__Task to complete__
Transcribe the entries exactly; images are not part of the copy.

__Records__
------------
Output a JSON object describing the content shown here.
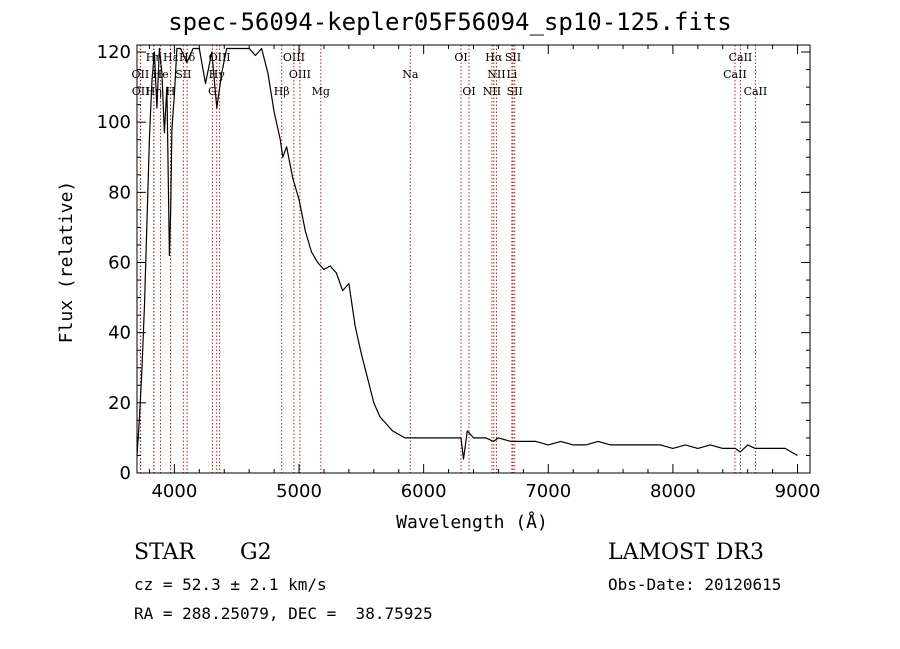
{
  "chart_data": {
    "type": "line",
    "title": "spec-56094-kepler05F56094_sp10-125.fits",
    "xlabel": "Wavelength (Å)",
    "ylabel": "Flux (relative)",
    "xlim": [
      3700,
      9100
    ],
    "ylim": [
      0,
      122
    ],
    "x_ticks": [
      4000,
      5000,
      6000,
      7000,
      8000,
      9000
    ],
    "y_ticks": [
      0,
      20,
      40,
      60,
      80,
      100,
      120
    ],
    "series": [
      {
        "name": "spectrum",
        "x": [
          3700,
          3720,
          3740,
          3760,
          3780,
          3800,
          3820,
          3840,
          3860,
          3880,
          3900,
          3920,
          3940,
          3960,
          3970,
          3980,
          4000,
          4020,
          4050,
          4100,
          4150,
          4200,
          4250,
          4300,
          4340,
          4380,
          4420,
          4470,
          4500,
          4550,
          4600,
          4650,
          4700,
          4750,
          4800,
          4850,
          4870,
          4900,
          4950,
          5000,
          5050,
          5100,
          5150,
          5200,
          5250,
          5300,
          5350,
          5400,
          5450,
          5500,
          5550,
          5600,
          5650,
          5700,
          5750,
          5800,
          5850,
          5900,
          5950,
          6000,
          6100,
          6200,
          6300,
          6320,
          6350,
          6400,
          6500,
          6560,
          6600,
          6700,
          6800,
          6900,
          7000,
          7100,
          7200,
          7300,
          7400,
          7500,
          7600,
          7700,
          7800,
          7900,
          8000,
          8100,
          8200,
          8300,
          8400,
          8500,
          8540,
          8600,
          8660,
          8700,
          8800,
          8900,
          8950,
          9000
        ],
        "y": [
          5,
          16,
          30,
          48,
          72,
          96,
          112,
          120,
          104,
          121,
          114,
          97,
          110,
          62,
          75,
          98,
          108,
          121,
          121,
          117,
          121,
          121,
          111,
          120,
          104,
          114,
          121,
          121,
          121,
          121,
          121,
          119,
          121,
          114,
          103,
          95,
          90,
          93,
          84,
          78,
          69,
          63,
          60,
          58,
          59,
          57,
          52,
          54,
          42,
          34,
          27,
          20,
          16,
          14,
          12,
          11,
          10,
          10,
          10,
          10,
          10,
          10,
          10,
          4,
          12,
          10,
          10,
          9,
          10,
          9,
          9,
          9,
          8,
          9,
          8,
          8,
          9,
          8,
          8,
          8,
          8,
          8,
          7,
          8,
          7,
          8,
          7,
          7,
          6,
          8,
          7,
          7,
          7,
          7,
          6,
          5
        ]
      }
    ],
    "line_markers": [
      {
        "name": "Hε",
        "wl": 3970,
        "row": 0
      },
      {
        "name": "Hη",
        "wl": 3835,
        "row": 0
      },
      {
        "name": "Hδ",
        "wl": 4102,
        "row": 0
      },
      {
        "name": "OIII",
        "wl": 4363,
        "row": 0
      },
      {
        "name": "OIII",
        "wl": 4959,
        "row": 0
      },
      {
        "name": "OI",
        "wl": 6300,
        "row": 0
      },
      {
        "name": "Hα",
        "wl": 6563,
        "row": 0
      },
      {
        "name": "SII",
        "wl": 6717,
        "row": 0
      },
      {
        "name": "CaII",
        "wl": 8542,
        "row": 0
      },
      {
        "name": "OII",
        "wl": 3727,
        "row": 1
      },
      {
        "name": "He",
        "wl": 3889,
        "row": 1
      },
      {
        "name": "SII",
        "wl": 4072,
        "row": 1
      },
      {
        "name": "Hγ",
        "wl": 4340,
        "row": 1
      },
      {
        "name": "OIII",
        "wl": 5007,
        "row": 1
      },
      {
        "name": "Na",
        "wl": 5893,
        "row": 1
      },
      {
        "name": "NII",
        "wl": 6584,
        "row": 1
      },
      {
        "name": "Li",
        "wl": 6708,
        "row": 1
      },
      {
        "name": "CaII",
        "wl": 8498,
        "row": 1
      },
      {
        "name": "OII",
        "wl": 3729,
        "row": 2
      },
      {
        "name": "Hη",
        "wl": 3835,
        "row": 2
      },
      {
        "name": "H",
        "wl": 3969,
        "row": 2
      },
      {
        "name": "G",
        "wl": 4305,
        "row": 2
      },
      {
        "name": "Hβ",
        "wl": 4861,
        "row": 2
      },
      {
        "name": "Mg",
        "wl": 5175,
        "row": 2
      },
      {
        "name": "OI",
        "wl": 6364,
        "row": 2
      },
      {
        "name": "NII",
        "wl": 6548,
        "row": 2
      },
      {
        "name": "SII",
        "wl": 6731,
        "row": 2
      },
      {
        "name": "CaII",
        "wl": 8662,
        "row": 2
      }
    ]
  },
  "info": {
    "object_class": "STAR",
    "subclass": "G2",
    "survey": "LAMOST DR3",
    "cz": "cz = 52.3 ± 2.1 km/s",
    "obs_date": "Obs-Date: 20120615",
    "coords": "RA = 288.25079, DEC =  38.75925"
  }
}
------------
__Answer to the exercise__
Output a JSON object describing the content shown here.
{
  "chart_data": {
    "type": "line",
    "title": "spec-56094-kepler05F56094_sp10-125.fits",
    "xlabel": "Wavelength (Å)",
    "ylabel": "Flux (relative)",
    "xlim": [
      3700,
      9100
    ],
    "ylim": [
      0,
      122
    ],
    "x_ticks": [
      4000,
      5000,
      6000,
      7000,
      8000,
      9000
    ],
    "y_ticks": [
      0,
      20,
      40,
      60,
      80,
      100,
      120
    ],
    "series": [
      {
        "name": "spectrum",
        "x": [
          3700,
          3720,
          3740,
          3760,
          3780,
          3800,
          3820,
          3840,
          3860,
          3880,
          3900,
          3920,
          3940,
          3960,
          3970,
          3980,
          4000,
          4020,
          4050,
          4100,
          4150,
          4200,
          4250,
          4300,
          4340,
          4380,
          4420,
          4470,
          4500,
          4550,
          4600,
          4650,
          4700,
          4750,
          4800,
          4850,
          4870,
          4900,
          4950,
          5000,
          5050,
          5100,
          5150,
          5200,
          5250,
          5300,
          5350,
          5400,
          5450,
          5500,
          5550,
          5600,
          5650,
          5700,
          5750,
          5800,
          5850,
          5900,
          5950,
          6000,
          6100,
          6200,
          6300,
          6320,
          6350,
          6400,
          6500,
          6560,
          6600,
          6700,
          6800,
          6900,
          7000,
          7100,
          7200,
          7300,
          7400,
          7500,
          7600,
          7700,
          7800,
          7900,
          8000,
          8100,
          8200,
          8300,
          8400,
          8500,
          8540,
          8600,
          8660,
          8700,
          8800,
          8900,
          8950,
          9000
        ],
        "y": [
          5,
          16,
          30,
          48,
          72,
          96,
          112,
          120,
          104,
          121,
          114,
          97,
          110,
          62,
          75,
          98,
          108,
          121,
          121,
          117,
          121,
          121,
          111,
          120,
          104,
          114,
          121,
          121,
          121,
          121,
          121,
          119,
          121,
          114,
          103,
          95,
          90,
          93,
          84,
          78,
          69,
          63,
          60,
          58,
          59,
          57,
          52,
          54,
          42,
          34,
          27,
          20,
          16,
          14,
          12,
          11,
          10,
          10,
          10,
          10,
          10,
          10,
          10,
          4,
          12,
          10,
          10,
          9,
          10,
          9,
          9,
          9,
          8,
          9,
          8,
          8,
          9,
          8,
          8,
          8,
          8,
          8,
          7,
          8,
          7,
          8,
          7,
          7,
          6,
          8,
          7,
          7,
          7,
          7,
          6,
          5
        ]
      }
    ],
    "line_markers": [
      {
        "name": "Hε",
        "wl": 3970,
        "row": 0
      },
      {
        "name": "Hη",
        "wl": 3835,
        "row": 0
      },
      {
        "name": "Hδ",
        "wl": 4102,
        "row": 0
      },
      {
        "name": "OIII",
        "wl": 4363,
        "row": 0
      },
      {
        "name": "OIII",
        "wl": 4959,
        "row": 0
      },
      {
        "name": "OI",
        "wl": 6300,
        "row": 0
      },
      {
        "name": "Hα",
        "wl": 6563,
        "row": 0
      },
      {
        "name": "SII",
        "wl": 6717,
        "row": 0
      },
      {
        "name": "CaII",
        "wl": 8542,
        "row": 0
      },
      {
        "name": "OII",
        "wl": 3727,
        "row": 1
      },
      {
        "name": "He",
        "wl": 3889,
        "row": 1
      },
      {
        "name": "SII",
        "wl": 4072,
        "row": 1
      },
      {
        "name": "Hγ",
        "wl": 4340,
        "row": 1
      },
      {
        "name": "OIII",
        "wl": 5007,
        "row": 1
      },
      {
        "name": "Na",
        "wl": 5893,
        "row": 1
      },
      {
        "name": "NII",
        "wl": 6584,
        "row": 1
      },
      {
        "name": "Li",
        "wl": 6708,
        "row": 1
      },
      {
        "name": "CaII",
        "wl": 8498,
        "row": 1
      },
      {
        "name": "OII",
        "wl": 3729,
        "row": 2
      },
      {
        "name": "Hη",
        "wl": 3835,
        "row": 2
      },
      {
        "name": "H",
        "wl": 3969,
        "row": 2
      },
      {
        "name": "G",
        "wl": 4305,
        "row": 2
      },
      {
        "name": "Hβ",
        "wl": 4861,
        "row": 2
      },
      {
        "name": "Mg",
        "wl": 5175,
        "row": 2
      },
      {
        "name": "OI",
        "wl": 6364,
        "row": 2
      },
      {
        "name": "NII",
        "wl": 6548,
        "row": 2
      },
      {
        "name": "SII",
        "wl": 6731,
        "row": 2
      },
      {
        "name": "CaII",
        "wl": 8662,
        "row": 2
      }
    ]
  },
  "info": {
    "object_class": "STAR",
    "subclass": "G2",
    "survey": "LAMOST DR3",
    "cz": "cz = 52.3 ± 2.1 km/s",
    "obs_date": "Obs-Date: 20120615",
    "coords": "RA = 288.25079, DEC =  38.75925"
  }
}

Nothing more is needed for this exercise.